Supplied data
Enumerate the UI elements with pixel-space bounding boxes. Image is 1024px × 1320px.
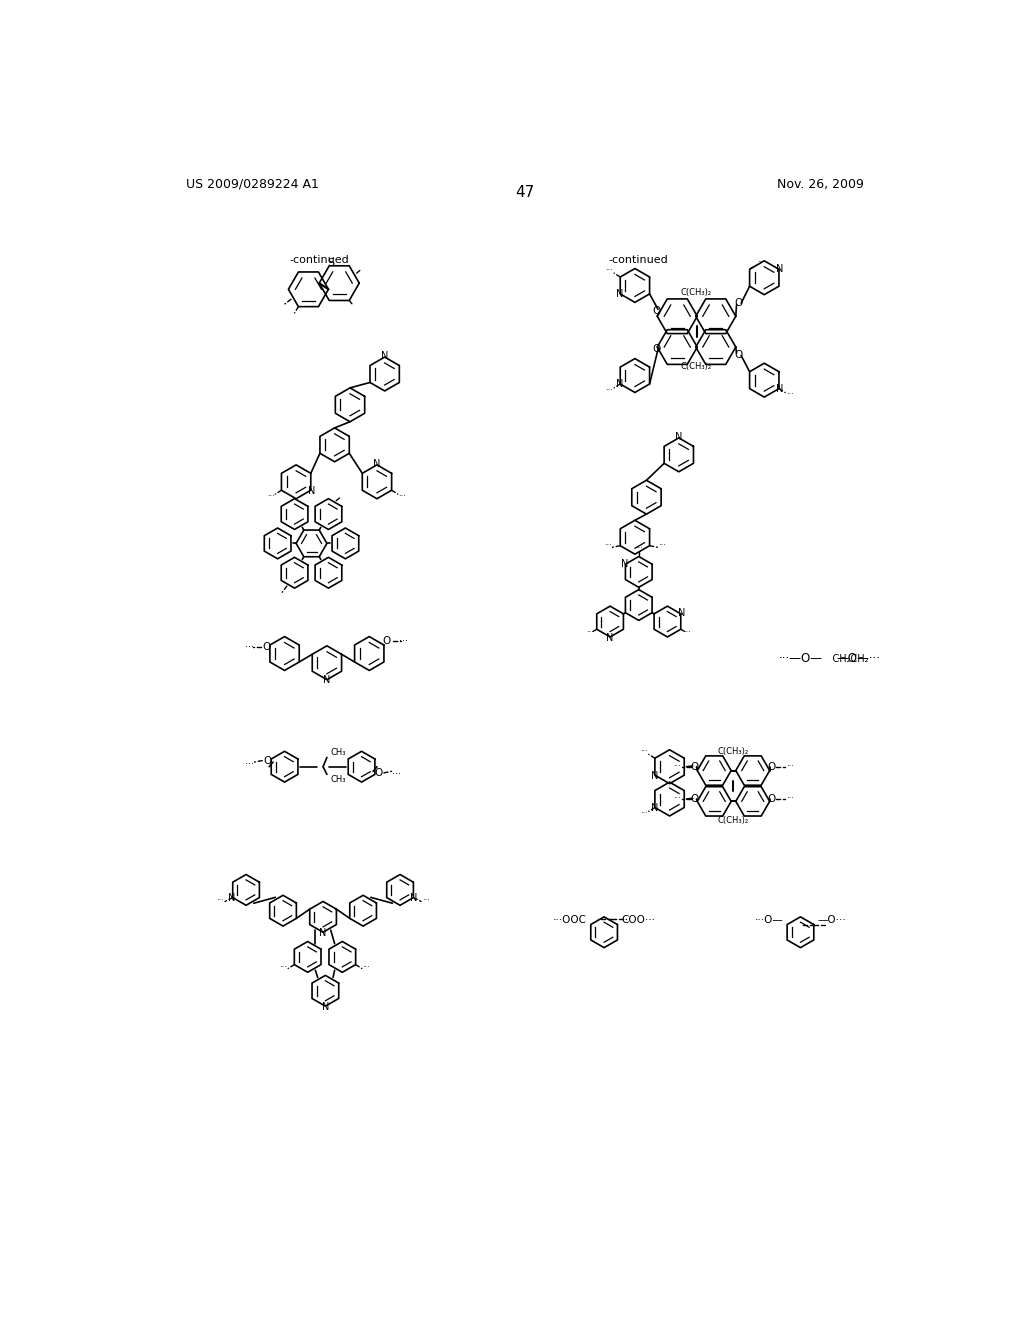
Text: ···: ··· [683,628,691,638]
Text: N: N [322,1002,329,1012]
Text: -continued: -continued [609,255,669,264]
Text: C(CH₃)₂: C(CH₃)₂ [718,747,749,756]
Text: ···: ··· [635,544,643,553]
Text: C(CH₃)₂: C(CH₃)₂ [681,362,712,371]
Text: ···: ··· [586,628,594,638]
Text: O: O [691,762,699,772]
Text: ···: ··· [398,492,407,500]
Text: Nov. 26, 2009: Nov. 26, 2009 [777,178,863,190]
Text: ···: ··· [757,259,765,268]
Text: ···: ··· [399,636,409,647]
Text: N: N [678,609,685,619]
Text: C(CH₃)₂: C(CH₃)₂ [681,288,712,297]
Text: S: S [328,259,334,268]
Text: C(CH₃)₂: C(CH₃)₂ [718,816,749,825]
Text: N: N [615,289,624,300]
Text: ···: ··· [422,896,430,906]
Text: ···: ··· [246,643,254,652]
Text: ···: ··· [658,541,666,550]
Text: ···: ··· [674,795,681,804]
Text: ···: ··· [604,541,611,550]
Text: N: N [319,928,327,939]
Text: N: N [776,384,783,393]
Text: ···O—: ···O— [755,915,783,925]
Text: ···: ··· [246,759,254,768]
Text: CH₃: CH₃ [331,748,346,758]
Text: O: O [652,306,660,315]
Text: ···OOC: ···OOC [553,915,587,925]
Text: O: O [383,636,391,647]
Text: O: O [375,768,383,777]
Text: ···—O—: ···—O— [778,652,822,665]
Text: O: O [767,795,775,804]
Text: O: O [691,795,699,804]
Text: N: N [374,459,381,469]
Text: O: O [263,755,271,766]
Text: ···: ··· [280,964,288,972]
Text: N: N [615,379,624,389]
Text: O: O [735,350,743,360]
Text: ···: ··· [640,747,648,756]
Text: O: O [652,345,660,354]
Text: 47: 47 [515,185,535,201]
Text: ···: ··· [605,267,612,276]
Text: ···: ··· [786,391,795,399]
Text: ···: ··· [266,492,274,500]
Text: N: N [228,894,236,903]
Text: O: O [735,298,743,308]
Text: N: N [650,771,657,780]
Text: ···: ··· [640,809,648,818]
Text: O: O [767,762,775,772]
Text: N: N [411,894,418,903]
Text: CH₂CH₂: CH₂CH₂ [819,653,868,664]
Text: N: N [776,264,783,273]
Text: ···: ··· [392,770,400,779]
Text: N: N [650,803,657,813]
Text: CH₃: CH₃ [331,775,346,784]
Text: ···: ··· [216,896,224,906]
Text: N: N [324,676,331,685]
Text: —O···: —O··· [817,915,846,925]
Text: ···: ··· [785,762,794,771]
Text: N: N [308,486,315,495]
Text: N: N [622,558,629,569]
Text: ···: ··· [605,385,612,395]
Text: N: N [675,432,682,442]
Text: N: N [606,632,613,643]
Text: N: N [381,351,388,362]
Text: ···: ··· [362,964,371,972]
Text: ···: ··· [785,795,794,804]
Text: US 2009/0289224 A1: US 2009/0289224 A1 [186,178,318,190]
Text: ···: ··· [674,762,681,771]
Text: O: O [263,643,271,652]
Text: -continued: -continued [290,255,349,264]
Text: —O—···: —O—··· [837,652,881,665]
Text: COO···: COO··· [621,915,655,925]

Exercise directions
Find every line in the items above that contains the string "continued", and copy each such line.

Exercise result
Text: -continued: -continued [609,255,669,264]
Text: -continued: -continued [290,255,349,264]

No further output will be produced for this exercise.